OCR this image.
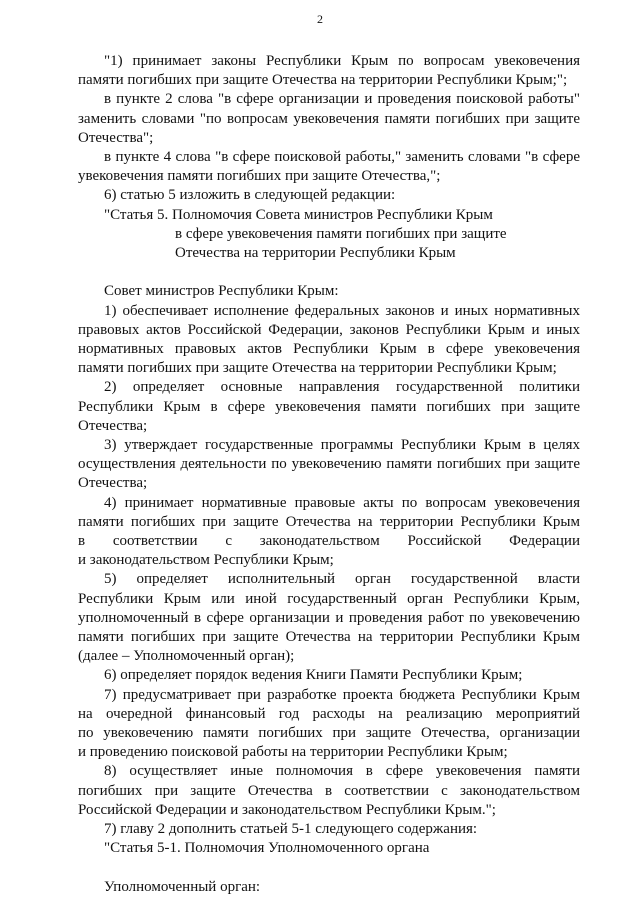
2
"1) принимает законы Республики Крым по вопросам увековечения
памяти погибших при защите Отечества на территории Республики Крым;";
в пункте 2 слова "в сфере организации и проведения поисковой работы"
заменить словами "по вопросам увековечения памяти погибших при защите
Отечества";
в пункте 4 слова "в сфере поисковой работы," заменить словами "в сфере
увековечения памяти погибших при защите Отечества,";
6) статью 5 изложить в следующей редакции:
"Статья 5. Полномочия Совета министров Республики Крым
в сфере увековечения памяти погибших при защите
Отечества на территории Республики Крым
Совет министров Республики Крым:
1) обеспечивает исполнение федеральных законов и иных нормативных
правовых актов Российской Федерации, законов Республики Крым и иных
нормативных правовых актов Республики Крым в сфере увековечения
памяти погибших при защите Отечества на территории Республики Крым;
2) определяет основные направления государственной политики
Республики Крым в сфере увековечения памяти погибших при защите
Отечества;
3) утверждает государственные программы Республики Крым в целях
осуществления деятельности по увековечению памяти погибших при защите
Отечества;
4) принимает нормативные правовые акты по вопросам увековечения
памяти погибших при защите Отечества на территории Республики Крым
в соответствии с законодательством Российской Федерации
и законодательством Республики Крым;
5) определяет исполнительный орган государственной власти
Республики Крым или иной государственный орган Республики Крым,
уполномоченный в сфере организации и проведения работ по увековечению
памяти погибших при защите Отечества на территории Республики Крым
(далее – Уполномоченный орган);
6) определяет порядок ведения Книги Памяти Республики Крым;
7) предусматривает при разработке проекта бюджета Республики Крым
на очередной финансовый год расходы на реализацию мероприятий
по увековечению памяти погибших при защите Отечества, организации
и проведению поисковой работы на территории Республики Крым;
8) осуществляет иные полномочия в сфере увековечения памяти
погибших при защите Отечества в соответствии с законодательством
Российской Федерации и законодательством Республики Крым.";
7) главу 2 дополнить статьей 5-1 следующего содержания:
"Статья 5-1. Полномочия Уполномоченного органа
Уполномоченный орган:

====================

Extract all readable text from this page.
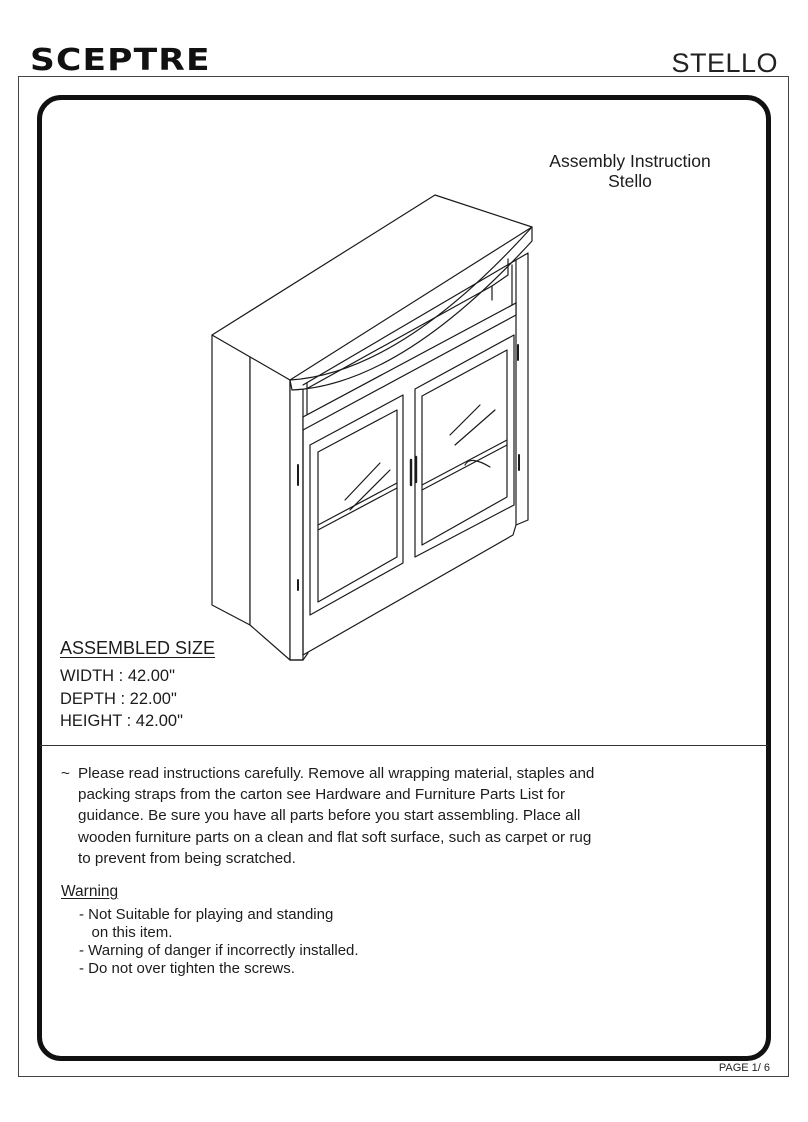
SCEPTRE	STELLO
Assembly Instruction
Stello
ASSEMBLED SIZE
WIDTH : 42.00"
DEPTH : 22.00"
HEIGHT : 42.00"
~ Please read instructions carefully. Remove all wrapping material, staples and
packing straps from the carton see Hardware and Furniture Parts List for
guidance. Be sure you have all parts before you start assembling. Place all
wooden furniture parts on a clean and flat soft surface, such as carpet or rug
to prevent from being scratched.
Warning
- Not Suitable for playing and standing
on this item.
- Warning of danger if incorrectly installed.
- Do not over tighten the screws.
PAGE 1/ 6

====================

### GIVEN EXERCISE:
Give only the count of lines in the data that include the string "проведения".

### OUTPUT OF THE EXERCISE:
2